(Data to process):
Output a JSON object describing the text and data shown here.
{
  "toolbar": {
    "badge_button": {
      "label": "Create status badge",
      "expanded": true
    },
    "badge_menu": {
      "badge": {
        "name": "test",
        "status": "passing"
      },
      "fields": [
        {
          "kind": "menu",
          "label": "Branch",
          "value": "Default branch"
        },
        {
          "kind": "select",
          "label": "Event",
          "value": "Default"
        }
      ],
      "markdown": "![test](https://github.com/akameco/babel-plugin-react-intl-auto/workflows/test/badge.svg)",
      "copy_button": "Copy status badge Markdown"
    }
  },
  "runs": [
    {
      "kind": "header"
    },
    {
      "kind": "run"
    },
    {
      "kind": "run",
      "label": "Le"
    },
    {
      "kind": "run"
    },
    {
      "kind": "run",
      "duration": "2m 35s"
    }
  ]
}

(Challenge): What is the number of lines in the records that contain "label"? Give that number only.

(Result): 4